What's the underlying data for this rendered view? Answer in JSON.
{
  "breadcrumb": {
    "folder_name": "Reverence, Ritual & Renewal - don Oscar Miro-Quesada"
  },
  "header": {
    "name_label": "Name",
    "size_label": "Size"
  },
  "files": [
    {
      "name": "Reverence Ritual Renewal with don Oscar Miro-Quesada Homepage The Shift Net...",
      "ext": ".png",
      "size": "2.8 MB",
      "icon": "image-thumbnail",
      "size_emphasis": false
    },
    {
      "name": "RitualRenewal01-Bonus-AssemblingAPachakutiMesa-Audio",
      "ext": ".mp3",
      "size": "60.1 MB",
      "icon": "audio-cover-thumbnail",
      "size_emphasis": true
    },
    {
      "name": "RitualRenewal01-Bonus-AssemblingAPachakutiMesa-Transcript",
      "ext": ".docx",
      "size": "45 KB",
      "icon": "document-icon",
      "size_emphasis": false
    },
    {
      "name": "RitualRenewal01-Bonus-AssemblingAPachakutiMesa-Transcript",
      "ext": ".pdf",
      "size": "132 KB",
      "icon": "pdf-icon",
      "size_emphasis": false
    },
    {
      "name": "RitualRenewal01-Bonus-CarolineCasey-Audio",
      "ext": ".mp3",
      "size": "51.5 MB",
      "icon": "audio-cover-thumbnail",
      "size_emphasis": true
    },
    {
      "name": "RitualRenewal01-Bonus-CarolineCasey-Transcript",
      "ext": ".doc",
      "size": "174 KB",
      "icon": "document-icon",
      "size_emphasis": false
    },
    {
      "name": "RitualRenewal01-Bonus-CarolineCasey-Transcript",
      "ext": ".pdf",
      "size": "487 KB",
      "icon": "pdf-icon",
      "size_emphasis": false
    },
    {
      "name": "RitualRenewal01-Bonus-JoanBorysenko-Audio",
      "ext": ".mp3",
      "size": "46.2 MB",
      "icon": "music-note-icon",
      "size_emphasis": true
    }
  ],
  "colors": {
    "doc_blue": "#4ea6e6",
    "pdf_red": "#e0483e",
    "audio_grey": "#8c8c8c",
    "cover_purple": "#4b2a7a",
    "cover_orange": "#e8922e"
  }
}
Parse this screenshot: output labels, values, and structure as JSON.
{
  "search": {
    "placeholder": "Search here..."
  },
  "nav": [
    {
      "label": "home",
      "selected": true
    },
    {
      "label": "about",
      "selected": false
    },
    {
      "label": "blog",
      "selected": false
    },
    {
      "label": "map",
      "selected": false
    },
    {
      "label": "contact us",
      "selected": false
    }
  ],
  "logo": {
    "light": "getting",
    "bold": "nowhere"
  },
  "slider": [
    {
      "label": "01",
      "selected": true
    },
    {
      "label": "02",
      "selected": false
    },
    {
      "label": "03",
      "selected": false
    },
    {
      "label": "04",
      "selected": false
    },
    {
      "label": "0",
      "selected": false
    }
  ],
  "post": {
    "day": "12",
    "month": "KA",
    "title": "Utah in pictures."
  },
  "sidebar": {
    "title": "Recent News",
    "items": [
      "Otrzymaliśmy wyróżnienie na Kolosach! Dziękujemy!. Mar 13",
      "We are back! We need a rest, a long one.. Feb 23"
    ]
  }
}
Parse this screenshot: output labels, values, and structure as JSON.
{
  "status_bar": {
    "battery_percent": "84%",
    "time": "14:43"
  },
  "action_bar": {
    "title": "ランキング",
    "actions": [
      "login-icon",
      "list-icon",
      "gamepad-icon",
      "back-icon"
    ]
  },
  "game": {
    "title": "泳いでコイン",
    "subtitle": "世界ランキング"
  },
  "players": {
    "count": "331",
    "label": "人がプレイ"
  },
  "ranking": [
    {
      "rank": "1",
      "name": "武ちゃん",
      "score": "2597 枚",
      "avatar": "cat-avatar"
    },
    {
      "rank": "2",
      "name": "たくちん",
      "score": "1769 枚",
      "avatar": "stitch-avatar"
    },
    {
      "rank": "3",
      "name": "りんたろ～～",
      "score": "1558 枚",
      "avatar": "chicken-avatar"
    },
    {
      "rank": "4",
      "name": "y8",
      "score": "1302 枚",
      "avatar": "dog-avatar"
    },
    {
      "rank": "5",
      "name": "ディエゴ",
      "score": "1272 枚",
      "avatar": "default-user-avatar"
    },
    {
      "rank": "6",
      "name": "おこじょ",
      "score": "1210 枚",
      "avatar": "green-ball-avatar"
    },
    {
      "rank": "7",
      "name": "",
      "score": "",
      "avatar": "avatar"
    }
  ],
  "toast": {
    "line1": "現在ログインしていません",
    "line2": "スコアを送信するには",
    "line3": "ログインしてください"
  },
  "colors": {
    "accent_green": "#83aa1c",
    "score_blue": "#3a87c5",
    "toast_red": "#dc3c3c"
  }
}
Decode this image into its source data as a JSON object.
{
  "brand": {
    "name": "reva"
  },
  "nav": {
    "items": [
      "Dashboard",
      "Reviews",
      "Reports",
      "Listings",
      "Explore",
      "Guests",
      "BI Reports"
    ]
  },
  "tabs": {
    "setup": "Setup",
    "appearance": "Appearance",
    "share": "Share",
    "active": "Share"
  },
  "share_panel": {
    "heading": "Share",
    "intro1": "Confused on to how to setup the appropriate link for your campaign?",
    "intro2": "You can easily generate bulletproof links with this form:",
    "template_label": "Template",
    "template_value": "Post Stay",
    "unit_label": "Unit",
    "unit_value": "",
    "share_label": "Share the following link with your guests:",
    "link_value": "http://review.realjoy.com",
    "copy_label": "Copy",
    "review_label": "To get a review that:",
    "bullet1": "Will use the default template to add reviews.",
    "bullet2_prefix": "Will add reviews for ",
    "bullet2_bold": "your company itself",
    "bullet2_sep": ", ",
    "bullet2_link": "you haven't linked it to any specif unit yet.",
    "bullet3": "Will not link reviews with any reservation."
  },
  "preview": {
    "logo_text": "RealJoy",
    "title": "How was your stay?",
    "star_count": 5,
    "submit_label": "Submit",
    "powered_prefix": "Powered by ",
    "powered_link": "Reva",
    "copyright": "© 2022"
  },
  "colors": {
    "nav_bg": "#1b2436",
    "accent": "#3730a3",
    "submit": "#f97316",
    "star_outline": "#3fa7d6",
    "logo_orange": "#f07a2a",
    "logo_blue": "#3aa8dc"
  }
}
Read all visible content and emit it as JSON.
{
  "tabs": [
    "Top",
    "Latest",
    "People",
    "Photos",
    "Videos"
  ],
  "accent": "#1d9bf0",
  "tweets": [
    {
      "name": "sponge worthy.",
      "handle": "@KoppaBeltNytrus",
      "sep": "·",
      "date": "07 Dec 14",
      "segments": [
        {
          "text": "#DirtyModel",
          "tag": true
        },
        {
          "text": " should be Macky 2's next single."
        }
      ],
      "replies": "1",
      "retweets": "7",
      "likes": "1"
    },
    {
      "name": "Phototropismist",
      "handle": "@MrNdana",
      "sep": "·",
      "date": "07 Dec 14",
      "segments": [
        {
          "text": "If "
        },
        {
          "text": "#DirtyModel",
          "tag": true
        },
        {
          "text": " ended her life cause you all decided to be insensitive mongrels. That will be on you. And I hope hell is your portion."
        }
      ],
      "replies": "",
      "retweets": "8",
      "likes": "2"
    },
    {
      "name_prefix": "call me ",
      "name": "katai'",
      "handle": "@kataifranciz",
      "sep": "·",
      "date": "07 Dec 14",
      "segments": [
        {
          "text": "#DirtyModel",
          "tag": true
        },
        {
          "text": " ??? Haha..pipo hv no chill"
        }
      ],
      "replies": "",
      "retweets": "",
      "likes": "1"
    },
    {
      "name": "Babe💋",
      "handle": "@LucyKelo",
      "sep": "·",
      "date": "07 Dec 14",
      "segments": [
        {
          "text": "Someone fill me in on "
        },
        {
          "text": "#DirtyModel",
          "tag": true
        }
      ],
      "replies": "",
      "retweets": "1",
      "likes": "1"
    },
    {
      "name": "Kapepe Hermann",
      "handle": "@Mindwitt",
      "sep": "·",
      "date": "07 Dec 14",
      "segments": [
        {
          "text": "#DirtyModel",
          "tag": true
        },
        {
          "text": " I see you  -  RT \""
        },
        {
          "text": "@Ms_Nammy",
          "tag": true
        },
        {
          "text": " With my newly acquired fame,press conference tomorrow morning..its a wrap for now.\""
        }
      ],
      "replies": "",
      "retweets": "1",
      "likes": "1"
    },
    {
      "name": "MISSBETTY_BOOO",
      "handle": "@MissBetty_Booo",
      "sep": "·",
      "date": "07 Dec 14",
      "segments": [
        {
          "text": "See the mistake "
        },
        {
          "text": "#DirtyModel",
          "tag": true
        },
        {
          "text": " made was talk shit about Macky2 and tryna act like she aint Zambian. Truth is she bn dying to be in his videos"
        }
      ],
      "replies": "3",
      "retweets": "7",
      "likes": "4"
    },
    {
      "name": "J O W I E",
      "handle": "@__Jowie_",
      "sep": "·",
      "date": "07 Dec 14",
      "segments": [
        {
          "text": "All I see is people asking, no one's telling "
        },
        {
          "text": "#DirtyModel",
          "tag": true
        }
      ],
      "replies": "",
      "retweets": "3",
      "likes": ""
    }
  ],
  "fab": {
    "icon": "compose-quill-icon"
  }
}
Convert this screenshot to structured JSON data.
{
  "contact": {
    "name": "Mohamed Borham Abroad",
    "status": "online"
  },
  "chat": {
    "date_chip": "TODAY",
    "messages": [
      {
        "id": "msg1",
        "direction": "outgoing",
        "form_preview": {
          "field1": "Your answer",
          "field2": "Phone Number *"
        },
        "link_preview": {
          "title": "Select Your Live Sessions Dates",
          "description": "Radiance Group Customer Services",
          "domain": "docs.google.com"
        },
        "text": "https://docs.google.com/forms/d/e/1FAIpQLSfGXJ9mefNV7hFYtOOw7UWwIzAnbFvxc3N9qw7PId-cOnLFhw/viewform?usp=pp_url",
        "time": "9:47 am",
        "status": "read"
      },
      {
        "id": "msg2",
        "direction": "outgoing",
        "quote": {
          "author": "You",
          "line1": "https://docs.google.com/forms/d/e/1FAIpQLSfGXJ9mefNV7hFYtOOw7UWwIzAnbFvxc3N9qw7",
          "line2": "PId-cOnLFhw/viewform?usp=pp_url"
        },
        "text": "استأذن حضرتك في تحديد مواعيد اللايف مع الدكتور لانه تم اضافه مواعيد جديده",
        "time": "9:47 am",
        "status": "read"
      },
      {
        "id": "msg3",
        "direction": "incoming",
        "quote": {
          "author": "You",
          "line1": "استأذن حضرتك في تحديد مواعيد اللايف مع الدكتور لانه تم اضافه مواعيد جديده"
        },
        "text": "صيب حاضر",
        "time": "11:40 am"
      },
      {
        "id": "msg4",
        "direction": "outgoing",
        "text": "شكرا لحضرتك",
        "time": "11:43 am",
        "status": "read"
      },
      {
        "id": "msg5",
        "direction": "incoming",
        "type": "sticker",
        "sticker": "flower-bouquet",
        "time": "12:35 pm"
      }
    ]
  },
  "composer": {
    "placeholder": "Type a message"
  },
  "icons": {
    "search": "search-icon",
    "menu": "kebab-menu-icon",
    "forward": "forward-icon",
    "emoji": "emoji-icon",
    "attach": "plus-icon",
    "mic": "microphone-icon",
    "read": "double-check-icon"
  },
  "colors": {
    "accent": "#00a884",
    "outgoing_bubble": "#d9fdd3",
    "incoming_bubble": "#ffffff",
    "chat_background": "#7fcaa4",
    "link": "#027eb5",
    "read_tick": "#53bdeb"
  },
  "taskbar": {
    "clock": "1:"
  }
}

### Exercise prompt:
Copy each line of the listing that contains the string "Reverence".

### Answer to this problem:
    "folder_name": "Reverence, Ritual & Renewal - don Oscar Miro-Quesada"
      "name": "Reverence Ritual Renewal with don Oscar Miro-Quesada Homepage The Shift Net...",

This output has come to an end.